Exercise inputs:
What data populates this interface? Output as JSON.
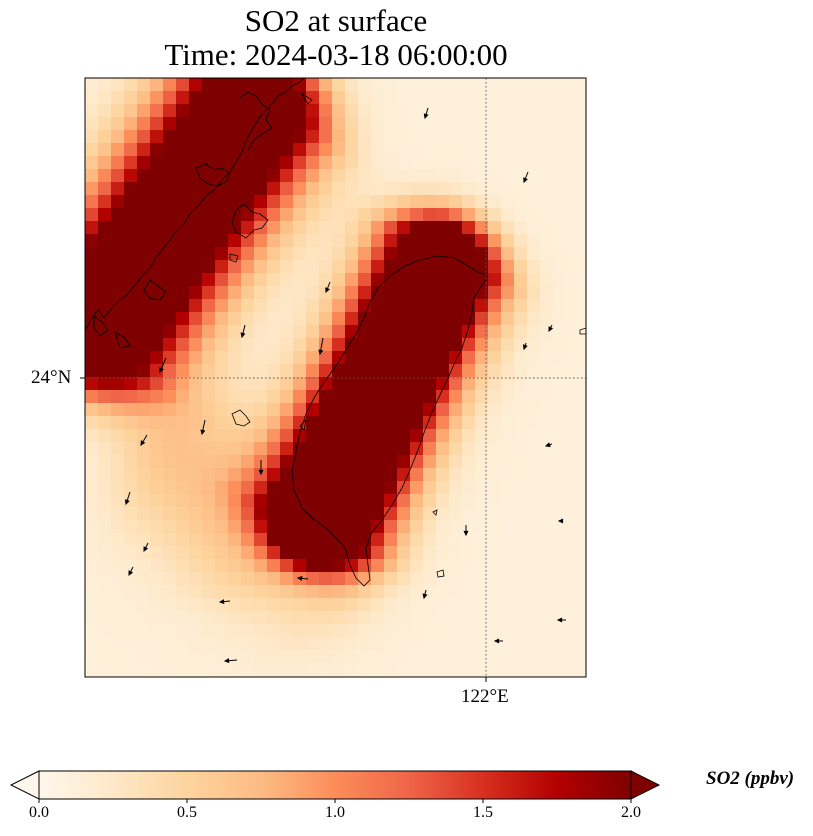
{
  "title": {
    "line1": "SO2 at surface",
    "line2": "Time: 2024-03-18 06:00:00"
  },
  "map": {
    "lat_label": "24°N",
    "lon_label": "122°E",
    "gridline_lat": 24,
    "gridline_lon": 122,
    "features": [
      "coastline",
      "wind-vectors",
      "so2-concentration-field"
    ]
  },
  "colorbar": {
    "label": "SO2 (ppbv)",
    "ticks": [
      "0.0",
      "0.5",
      "1.0",
      "1.5",
      "2.0"
    ],
    "range": [
      0.0,
      2.0
    ],
    "extend": "both",
    "colormap": "OrRd",
    "colors": [
      "#fff7ec",
      "#fee8c8",
      "#fdd49e",
      "#fdbb84",
      "#fc8d59",
      "#ef6548",
      "#d7301f",
      "#b30000",
      "#7f0000"
    ]
  }
}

What to do: Make a verbatim copy of all the entries and strip out the pictures.

Answer to the exercise:
What data populates this interface? Output as JSON.
{
  "title": {
    "line1": "SO2 at surface",
    "line2": "Time: 2024-03-18 06:00:00"
  },
  "map": {
    "lat_label": "24°N",
    "lon_label": "122°E",
    "gridline_lat": 24,
    "gridline_lon": 122,
    "features": [
      "coastline",
      "wind-vectors",
      "so2-concentration-field"
    ]
  },
  "colorbar": {
    "label": "SO2 (ppbv)",
    "ticks": [
      "0.0",
      "0.5",
      "1.0",
      "1.5",
      "2.0"
    ],
    "range": [
      0.0,
      2.0
    ],
    "extend": "both",
    "colormap": "OrRd",
    "colors": [
      "#fff7ec",
      "#fee8c8",
      "#fdd49e",
      "#fdbb84",
      "#fc8d59",
      "#ef6548",
      "#d7301f",
      "#b30000",
      "#7f0000"
    ]
  }
}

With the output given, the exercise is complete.